--- Data shown ---

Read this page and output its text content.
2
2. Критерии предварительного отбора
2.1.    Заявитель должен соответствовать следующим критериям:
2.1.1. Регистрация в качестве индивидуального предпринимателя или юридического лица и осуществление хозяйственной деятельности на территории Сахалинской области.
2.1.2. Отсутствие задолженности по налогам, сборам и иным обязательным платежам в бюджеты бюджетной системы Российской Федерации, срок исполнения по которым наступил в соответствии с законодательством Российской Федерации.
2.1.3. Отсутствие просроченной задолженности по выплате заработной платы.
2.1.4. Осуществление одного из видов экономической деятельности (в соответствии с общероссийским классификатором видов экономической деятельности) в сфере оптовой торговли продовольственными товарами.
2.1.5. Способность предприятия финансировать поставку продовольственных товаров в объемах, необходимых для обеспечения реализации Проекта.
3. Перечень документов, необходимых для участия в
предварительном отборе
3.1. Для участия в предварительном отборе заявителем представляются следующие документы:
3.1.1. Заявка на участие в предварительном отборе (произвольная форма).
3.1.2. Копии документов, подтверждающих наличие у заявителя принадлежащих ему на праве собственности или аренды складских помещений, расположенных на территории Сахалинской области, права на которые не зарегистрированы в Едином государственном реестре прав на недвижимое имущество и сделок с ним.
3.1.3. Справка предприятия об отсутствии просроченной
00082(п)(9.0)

--- Job ---
Copy out the lines that hold "необходимых".

--- Solution ---
2.1.5. Способность предприятия финансировать поставку продовольственных товаров в объемах, необходимых для обеспечения реализации Проекта.
3. Перечень документов, необходимых для участия в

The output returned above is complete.